■ **Extracted information**:
[START]
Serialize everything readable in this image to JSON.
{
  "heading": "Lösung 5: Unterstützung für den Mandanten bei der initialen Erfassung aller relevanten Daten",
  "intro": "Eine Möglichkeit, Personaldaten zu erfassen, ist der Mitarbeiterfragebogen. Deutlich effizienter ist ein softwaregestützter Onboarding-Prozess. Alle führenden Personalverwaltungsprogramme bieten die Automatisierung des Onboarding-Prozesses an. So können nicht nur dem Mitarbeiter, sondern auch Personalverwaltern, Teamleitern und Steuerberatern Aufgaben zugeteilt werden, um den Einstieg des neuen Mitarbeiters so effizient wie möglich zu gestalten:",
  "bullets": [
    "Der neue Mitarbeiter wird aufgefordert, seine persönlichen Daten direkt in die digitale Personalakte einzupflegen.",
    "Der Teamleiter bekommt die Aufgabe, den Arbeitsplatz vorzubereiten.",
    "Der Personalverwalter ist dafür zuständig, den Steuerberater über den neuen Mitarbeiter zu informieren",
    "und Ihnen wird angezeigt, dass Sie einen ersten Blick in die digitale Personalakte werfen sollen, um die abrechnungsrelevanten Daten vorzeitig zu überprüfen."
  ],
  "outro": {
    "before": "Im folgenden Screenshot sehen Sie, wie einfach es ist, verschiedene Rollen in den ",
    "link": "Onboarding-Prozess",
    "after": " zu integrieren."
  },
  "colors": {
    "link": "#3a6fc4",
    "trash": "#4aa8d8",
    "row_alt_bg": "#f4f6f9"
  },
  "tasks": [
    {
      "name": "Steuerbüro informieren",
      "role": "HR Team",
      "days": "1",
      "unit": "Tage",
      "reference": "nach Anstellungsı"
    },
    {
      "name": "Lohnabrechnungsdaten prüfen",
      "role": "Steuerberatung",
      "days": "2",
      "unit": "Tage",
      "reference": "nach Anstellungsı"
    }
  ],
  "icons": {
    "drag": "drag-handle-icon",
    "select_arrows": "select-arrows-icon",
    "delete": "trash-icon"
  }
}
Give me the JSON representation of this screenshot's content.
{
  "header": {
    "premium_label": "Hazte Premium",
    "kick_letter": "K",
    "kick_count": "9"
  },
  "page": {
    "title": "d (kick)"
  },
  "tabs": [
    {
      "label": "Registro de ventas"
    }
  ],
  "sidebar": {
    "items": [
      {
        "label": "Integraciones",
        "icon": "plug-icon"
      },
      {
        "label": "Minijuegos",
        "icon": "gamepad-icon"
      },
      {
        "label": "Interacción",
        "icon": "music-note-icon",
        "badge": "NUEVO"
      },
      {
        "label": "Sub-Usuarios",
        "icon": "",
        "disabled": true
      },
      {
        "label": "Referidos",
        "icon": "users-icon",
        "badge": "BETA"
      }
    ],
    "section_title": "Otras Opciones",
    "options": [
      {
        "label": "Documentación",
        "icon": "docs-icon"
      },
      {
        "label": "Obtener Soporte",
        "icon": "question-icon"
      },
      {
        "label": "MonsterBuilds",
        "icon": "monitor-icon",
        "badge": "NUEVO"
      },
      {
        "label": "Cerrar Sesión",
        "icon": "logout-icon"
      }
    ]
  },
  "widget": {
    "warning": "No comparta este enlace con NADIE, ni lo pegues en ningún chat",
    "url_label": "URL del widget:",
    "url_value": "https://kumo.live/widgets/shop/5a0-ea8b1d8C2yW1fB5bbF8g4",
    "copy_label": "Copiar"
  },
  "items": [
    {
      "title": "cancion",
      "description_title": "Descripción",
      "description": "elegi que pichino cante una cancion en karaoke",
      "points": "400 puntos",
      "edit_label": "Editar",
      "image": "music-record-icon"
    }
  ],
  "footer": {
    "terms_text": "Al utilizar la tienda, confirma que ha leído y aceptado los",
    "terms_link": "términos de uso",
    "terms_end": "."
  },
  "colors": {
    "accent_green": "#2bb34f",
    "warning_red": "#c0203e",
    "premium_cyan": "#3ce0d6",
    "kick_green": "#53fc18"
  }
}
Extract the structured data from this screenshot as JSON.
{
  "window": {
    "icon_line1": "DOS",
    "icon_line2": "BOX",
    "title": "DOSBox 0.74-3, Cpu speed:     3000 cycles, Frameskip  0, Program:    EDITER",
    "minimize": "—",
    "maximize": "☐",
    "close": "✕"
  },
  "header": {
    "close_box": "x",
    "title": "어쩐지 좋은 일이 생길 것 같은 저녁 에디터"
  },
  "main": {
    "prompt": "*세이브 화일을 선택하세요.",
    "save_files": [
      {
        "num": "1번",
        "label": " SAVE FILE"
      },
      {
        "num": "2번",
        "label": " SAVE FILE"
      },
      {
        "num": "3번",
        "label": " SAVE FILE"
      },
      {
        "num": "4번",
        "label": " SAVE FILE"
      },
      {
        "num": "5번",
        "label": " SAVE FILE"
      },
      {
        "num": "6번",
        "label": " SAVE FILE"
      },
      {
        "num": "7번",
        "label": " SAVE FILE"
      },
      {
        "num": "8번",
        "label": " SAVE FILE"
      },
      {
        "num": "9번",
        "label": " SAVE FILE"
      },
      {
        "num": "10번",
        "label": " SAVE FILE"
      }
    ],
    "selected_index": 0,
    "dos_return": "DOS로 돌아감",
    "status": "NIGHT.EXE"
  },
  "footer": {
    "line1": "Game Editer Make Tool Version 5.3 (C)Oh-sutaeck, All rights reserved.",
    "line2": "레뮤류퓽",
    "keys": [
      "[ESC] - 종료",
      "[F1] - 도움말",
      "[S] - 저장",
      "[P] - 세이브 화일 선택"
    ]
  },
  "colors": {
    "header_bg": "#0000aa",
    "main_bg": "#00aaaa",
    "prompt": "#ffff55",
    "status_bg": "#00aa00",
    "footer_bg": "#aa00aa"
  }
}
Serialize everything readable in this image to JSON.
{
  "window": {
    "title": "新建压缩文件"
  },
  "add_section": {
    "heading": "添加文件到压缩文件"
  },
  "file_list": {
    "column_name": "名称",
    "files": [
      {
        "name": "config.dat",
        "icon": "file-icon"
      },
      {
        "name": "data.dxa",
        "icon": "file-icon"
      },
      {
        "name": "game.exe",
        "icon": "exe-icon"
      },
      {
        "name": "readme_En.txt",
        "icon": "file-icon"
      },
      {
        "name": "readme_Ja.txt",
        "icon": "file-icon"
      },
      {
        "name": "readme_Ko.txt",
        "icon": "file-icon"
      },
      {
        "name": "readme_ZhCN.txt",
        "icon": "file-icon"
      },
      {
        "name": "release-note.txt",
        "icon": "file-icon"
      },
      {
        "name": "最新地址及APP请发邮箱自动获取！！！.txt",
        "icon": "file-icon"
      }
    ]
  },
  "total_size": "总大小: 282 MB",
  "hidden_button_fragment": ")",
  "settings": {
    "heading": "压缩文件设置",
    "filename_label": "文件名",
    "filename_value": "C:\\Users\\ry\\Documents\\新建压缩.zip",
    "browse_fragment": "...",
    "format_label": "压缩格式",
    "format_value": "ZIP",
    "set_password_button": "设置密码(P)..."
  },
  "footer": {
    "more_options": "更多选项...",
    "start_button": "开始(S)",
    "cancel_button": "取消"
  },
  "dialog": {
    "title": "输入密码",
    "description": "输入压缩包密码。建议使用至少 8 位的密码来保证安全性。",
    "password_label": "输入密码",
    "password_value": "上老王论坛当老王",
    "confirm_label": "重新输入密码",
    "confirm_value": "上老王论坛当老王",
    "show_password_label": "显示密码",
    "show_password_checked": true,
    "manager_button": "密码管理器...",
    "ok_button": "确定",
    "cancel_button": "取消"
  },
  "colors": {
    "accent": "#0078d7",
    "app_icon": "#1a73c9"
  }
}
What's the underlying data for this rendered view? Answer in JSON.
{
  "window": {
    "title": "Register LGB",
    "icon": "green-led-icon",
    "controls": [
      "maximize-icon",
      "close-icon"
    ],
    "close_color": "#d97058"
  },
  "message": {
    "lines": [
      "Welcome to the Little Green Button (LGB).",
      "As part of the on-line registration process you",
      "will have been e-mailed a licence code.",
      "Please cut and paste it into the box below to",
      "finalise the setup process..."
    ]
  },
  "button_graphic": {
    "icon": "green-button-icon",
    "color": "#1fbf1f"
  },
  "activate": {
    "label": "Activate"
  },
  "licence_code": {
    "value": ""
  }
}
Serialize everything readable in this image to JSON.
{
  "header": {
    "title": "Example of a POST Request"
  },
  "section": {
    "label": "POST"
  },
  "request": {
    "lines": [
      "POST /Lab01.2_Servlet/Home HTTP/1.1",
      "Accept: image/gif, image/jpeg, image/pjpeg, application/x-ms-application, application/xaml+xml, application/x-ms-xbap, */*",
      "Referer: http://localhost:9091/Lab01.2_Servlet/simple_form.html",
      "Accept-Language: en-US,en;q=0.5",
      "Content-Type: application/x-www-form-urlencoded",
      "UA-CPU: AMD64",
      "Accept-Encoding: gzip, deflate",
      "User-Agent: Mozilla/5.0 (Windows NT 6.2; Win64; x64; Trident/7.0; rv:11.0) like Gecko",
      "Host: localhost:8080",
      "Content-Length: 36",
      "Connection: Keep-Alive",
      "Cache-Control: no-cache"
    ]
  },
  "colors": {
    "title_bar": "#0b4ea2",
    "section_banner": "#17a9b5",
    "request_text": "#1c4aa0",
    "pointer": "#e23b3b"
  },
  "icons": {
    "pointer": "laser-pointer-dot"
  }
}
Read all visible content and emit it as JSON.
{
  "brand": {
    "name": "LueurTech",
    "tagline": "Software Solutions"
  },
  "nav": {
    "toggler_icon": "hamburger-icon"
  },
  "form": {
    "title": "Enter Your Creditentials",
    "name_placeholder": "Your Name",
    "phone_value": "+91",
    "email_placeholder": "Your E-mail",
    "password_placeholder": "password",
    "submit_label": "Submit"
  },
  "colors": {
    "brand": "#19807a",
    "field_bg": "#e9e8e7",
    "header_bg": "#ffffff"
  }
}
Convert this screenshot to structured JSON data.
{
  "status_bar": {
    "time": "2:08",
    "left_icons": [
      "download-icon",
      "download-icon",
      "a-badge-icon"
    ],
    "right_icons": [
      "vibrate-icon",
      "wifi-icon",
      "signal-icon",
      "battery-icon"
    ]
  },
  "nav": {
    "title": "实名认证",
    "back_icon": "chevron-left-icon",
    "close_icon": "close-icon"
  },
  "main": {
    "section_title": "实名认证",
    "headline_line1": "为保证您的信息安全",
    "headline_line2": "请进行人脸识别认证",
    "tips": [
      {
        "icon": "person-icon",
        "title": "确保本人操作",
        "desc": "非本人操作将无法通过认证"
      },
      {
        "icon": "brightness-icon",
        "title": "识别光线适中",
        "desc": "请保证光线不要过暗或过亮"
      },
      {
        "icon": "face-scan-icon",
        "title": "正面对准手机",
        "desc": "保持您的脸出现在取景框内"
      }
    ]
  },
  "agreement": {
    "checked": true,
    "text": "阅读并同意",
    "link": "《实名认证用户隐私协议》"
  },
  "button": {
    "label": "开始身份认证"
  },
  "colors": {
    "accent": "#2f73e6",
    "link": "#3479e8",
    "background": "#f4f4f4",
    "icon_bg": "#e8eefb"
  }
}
[END]
■ **What is needed**: Of the lines in the entries above, how many include "music"? Only the number should be given.

■ **Exercise response**: 2